*Work instructions*
Count the lines below that contain the word "山东油厂一级花生油压榨利润", and reply with only that number.

*Given data*
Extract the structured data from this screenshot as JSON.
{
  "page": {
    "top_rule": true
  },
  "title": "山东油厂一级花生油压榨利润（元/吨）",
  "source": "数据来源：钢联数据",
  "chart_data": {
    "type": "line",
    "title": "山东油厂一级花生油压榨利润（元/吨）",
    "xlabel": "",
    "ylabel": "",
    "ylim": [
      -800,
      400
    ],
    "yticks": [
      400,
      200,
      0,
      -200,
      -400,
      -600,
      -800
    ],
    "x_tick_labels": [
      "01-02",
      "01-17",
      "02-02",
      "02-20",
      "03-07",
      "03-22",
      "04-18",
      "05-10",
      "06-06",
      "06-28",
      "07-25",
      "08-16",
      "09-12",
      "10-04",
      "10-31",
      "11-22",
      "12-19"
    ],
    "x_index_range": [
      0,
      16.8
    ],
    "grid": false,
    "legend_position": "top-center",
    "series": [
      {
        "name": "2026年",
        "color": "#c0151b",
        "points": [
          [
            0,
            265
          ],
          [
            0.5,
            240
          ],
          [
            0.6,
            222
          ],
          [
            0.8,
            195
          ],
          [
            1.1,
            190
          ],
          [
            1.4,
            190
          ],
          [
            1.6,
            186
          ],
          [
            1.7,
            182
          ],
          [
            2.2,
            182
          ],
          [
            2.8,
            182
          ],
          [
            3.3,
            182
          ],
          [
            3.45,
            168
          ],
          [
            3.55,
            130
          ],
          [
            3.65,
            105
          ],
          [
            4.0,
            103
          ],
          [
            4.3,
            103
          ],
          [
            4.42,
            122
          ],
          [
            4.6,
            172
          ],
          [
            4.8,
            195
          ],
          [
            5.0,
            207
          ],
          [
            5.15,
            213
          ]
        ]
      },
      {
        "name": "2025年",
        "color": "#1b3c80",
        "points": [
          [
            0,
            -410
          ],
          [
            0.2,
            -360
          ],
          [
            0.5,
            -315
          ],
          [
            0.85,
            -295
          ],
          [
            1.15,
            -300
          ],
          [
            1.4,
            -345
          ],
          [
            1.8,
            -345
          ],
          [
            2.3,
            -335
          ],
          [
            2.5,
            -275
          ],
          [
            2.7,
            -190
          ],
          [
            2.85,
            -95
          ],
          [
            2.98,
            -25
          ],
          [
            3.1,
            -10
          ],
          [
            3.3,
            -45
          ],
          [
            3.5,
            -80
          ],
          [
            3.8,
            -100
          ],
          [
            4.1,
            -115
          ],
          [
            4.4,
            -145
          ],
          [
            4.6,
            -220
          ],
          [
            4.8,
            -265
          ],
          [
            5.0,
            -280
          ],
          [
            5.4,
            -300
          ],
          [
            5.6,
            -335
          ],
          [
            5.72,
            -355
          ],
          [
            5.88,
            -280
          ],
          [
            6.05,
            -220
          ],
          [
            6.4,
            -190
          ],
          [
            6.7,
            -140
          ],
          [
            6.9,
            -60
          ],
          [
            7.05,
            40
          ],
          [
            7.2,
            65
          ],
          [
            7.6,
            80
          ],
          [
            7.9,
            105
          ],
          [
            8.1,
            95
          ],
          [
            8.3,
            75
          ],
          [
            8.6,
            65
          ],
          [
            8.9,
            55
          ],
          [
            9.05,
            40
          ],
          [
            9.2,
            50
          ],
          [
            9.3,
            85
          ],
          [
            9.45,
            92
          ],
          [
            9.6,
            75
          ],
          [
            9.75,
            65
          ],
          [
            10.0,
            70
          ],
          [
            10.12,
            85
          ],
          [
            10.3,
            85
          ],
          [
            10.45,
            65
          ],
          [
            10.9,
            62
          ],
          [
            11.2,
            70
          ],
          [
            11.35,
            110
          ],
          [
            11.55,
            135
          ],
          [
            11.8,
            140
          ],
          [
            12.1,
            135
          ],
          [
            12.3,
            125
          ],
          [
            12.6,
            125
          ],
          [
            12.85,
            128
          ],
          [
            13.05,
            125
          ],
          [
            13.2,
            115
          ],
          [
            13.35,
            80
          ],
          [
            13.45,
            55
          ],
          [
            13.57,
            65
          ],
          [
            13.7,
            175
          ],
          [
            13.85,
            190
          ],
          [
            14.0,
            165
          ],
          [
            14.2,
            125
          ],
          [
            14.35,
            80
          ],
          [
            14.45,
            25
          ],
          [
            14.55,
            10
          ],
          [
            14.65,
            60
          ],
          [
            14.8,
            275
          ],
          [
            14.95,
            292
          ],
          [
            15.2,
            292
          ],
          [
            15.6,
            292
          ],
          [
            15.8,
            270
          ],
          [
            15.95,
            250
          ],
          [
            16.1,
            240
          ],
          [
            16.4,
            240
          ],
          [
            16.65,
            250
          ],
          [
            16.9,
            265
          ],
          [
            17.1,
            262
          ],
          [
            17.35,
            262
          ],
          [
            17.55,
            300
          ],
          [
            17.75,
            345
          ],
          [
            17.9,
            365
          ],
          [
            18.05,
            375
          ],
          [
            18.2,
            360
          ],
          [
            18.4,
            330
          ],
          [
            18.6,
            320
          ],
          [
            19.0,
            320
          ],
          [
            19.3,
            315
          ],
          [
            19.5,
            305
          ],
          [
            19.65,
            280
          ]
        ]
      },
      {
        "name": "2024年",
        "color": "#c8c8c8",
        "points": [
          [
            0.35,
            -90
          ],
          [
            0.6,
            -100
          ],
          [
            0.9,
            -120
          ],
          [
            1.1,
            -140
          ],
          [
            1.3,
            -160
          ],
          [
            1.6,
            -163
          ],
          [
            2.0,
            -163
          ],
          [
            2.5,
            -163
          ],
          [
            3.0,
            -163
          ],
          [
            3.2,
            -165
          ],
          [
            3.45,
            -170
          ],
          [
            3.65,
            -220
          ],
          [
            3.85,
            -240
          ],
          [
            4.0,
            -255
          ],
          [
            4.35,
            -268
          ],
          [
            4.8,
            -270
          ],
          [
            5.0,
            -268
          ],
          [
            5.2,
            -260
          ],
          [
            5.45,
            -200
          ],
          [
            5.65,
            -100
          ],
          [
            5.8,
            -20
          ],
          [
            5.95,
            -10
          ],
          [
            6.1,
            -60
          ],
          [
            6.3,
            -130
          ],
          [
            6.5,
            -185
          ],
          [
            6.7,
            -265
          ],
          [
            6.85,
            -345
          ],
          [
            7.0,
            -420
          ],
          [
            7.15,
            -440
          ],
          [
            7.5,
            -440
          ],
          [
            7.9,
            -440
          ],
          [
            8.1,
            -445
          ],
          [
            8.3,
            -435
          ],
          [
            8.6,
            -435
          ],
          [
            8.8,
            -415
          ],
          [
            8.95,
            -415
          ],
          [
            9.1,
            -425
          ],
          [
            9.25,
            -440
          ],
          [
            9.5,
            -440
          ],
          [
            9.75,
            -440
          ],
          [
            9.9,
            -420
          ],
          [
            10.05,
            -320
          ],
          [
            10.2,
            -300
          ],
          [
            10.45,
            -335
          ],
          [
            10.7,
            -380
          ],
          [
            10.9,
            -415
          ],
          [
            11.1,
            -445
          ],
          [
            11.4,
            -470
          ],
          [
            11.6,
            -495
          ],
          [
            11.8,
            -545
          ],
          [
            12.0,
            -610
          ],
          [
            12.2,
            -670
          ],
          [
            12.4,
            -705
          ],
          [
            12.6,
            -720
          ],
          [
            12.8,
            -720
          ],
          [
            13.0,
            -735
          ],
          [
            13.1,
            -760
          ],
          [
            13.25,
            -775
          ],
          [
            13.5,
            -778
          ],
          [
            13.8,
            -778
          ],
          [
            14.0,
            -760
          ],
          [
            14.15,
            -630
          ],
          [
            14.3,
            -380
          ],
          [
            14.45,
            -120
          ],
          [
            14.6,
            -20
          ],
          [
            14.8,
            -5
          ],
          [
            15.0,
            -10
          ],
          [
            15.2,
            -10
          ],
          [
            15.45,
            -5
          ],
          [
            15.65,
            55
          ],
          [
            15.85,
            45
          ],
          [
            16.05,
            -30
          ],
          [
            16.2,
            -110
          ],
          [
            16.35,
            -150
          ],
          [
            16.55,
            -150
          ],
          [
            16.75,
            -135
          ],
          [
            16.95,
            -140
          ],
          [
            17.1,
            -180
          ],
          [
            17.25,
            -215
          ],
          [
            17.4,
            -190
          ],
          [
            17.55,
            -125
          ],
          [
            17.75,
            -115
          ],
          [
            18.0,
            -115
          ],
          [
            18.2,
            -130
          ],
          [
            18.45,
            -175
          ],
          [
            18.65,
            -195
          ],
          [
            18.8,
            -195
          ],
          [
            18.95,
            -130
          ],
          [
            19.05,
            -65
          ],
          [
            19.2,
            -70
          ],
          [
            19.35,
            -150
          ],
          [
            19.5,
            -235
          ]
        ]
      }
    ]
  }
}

*Response to this exercise*
2